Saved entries
========================
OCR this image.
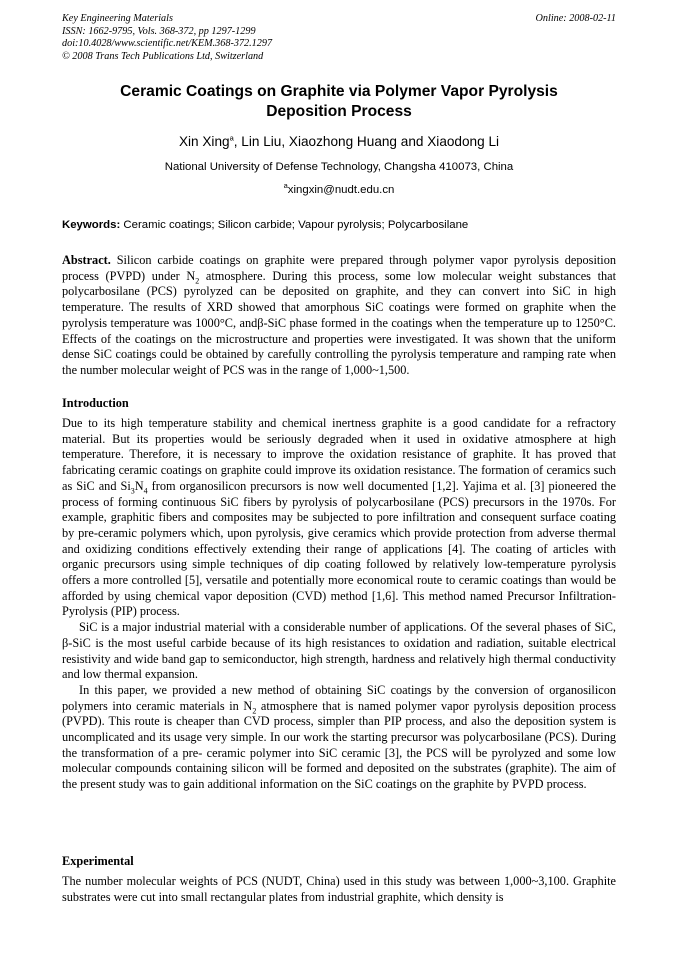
Key Engineering Materials
ISSN: 1662-9795, Vols. 368-372, pp 1297-1299
doi:10.4028/www.scientific.net/KEM.368-372.1297
© 2008 Trans Tech Publications Ltd, Switzerland
Online: 2008-02-11
Ceramic Coatings on Graphite via Polymer Vapor Pyrolysis
Deposition Process
Xin Xing$^a$, Lin Liu, Xiaozhong Huang and Xiaodong Li
National University of Defense Technology, Changsha 410073, China
$^a$xingxin@nudt.edu.cn
Keywords: Ceramic coatings; Silicon carbide; Vapour pyrolysis; Polycarbosilane
Abstract. Silicon carbide coatings on graphite were prepared through polymer vapor pyrolysis deposition process (PVPD) under $N_2$ atmosphere. During this process, some low molecular weight substances that polycarbosilane (PCS) pyrolyzed can be deposited on graphite, and they can convert into SiC in high temperature. The results of XRD showed that amorphous SiC coatings were formed on graphite when the pyrolysis temperature was 1000°C, andβ-SiC phase formed in the coatings when the temperature up to 1250°C. Effects of the coatings on the microstructure and properties were investigated. It was shown that the uniform dense SiC coatings could be obtained by carefully controlling the pyrolysis temperature and ramping rate when the number molecular weight of PCS was in the range of 1,000~1,500.
Introduction

Due to its high temperature stability and chemical inertness graphite is a good candidate for a refractory material. But its properties would be seriously degraded when it used in oxidative atmosphere at high temperature. Therefore, it is necessary to improve the oxidation resistance of graphite. It has proved that fabricating ceramic coatings on graphite could improve its oxidation resistance. The formation of ceramics such as SiC and $Si_3N_4$ from organosilicon precursors is now well documented [1,2]. Yajima et al. [3] pioneered the process of forming continuous SiC fibers by pyrolysis of polycarbosilane (PCS) precursors in the 1970s. For example, graphitic fibers and composites may be subjected to pore infiltration and consequent surface coating by pre-ceramic polymers which, upon pyrolysis, give ceramics which provide protection from adverse thermal and oxidizing conditions effectively extending their range of applications [4]. The coating of articles with organic precursors using simple techniques of dip coating followed by relatively low-temperature pyrolysis offers a more controlled [5], versatile and potentially more economical route to ceramic coatings than would be afforded by using chemical vapor deposition (CVD) method [1,6]. This method named Precursor Infiltration-Pyrolysis (PIP) process.

SiC is a major industrial material with a considerable number of applications. Of the several phases of SiC, β-SiC is the most useful carbide because of its high resistances to oxidation and radiation, suitable electrical resistivity and wide band gap to semiconductor, high strength, hardness and relatively high thermal conductivity and low thermal expansion.

In this paper, we provided a new method of obtaining SiC coatings by the conversion of organosilicon polymers into ceramic materials in $N_2$ atmosphere that is named polymer vapor pyrolysis deposition process (PVPD). This route is cheaper than CVD process, simpler than PIP process, and also the deposition system is uncomplicated and its usage very simple. In our work the starting precursor was polycarbosilane (PCS). During the transformation of a pre- ceramic polymer into SiC ceramic [3], the PCS will be pyrolyzed and some low molecular compounds containing silicon will be formed and deposited on the substrates (graphite). The aim of the present study was to gain additional information on the SiC coatings on the graphite by PVPD process.

Experimental
The number molecular weights of PCS (NUDT, China) used in this study was between 1,000~3,100. Graphite substrates were cut into small rectangular plates from industrial graphite, which density is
========================
- Instructions to follow: Give back the whole listing as it stands, minus its pictures.

- Solved problem:
OCR this image.
Key Engineering Materials
ISSN: 1662-9795, Vols. 368-372, pp 1297-1299
doi:10.4028/www.scientific.net/KEM.368-372.1297
© 2008 Trans Tech Publications Ltd, Switzerland
Online: 2008-02-11
Ceramic Coatings on Graphite via Polymer Vapor Pyrolysis
Deposition Process
Xin Xing$^a$, Lin Liu, Xiaozhong Huang and Xiaodong Li
National University of Defense Technology, Changsha 410073, China
$^a$xingxin@nudt.edu.cn
Keywords: Ceramic coatings; Silicon carbide; Vapour pyrolysis; Polycarbosilane
Abstract. Silicon carbide coatings on graphite were prepared through polymer vapor pyrolysis deposition process (PVPD) under $N_2$ atmosphere. During this process, some low molecular weight substances that polycarbosilane (PCS) pyrolyzed can be deposited on graphite, and they can convert into SiC in high temperature. The results of XRD showed that amorphous SiC coatings were formed on graphite when the pyrolysis temperature was 1000°C, andβ-SiC phase formed in the coatings when the temperature up to 1250°C. Effects of the coatings on the microstructure and properties were investigated. It was shown that the uniform dense SiC coatings could be obtained by carefully controlling the pyrolysis temperature and ramping rate when the number molecular weight of PCS was in the range of 1,000~1,500.
Introduction

Due to its high temperature stability and chemical inertness graphite is a good candidate for a refractory material. But its properties would be seriously degraded when it used in oxidative atmosphere at high temperature. Therefore, it is necessary to improve the oxidation resistance of graphite. It has proved that fabricating ceramic coatings on graphite could improve its oxidation resistance. The formation of ceramics such as SiC and $Si_3N_4$ from organosilicon precursors is now well documented [1,2]. Yajima et al. [3] pioneered the process of forming continuous SiC fibers by pyrolysis of polycarbosilane (PCS) precursors in the 1970s. For example, graphitic fibers and composites may be subjected to pore infiltration and consequent surface coating by pre-ceramic polymers which, upon pyrolysis, give ceramics which provide protection from adverse thermal and oxidizing conditions effectively extending their range of applications [4]. The coating of articles with organic precursors using simple techniques of dip coating followed by relatively low-temperature pyrolysis offers a more controlled [5], versatile and potentially more economical route to ceramic coatings than would be afforded by using chemical vapor deposition (CVD) method [1,6]. This method named Precursor Infiltration-Pyrolysis (PIP) process.

SiC is a major industrial material with a considerable number of applications. Of the several phases of SiC, β-SiC is the most useful carbide because of its high resistances to oxidation and radiation, suitable electrical resistivity and wide band gap to semiconductor, high strength, hardness and relatively high thermal conductivity and low thermal expansion.

In this paper, we provided a new method of obtaining SiC coatings by the conversion of organosilicon polymers into ceramic materials in $N_2$ atmosphere that is named polymer vapor pyrolysis deposition process (PVPD). This route is cheaper than CVD process, simpler than PIP process, and also the deposition system is uncomplicated and its usage very simple. In our work the starting precursor was polycarbosilane (PCS). During the transformation of a pre- ceramic polymer into SiC ceramic [3], the PCS will be pyrolyzed and some low molecular compounds containing silicon will be formed and deposited on the substrates (graphite). The aim of the present study was to gain additional information on the SiC coatings on the graphite by PVPD process.

Experimental
The number molecular weights of PCS (NUDT, China) used in this study was between 1,000~3,100. Graphite substrates were cut into small rectangular plates from industrial graphite, which density is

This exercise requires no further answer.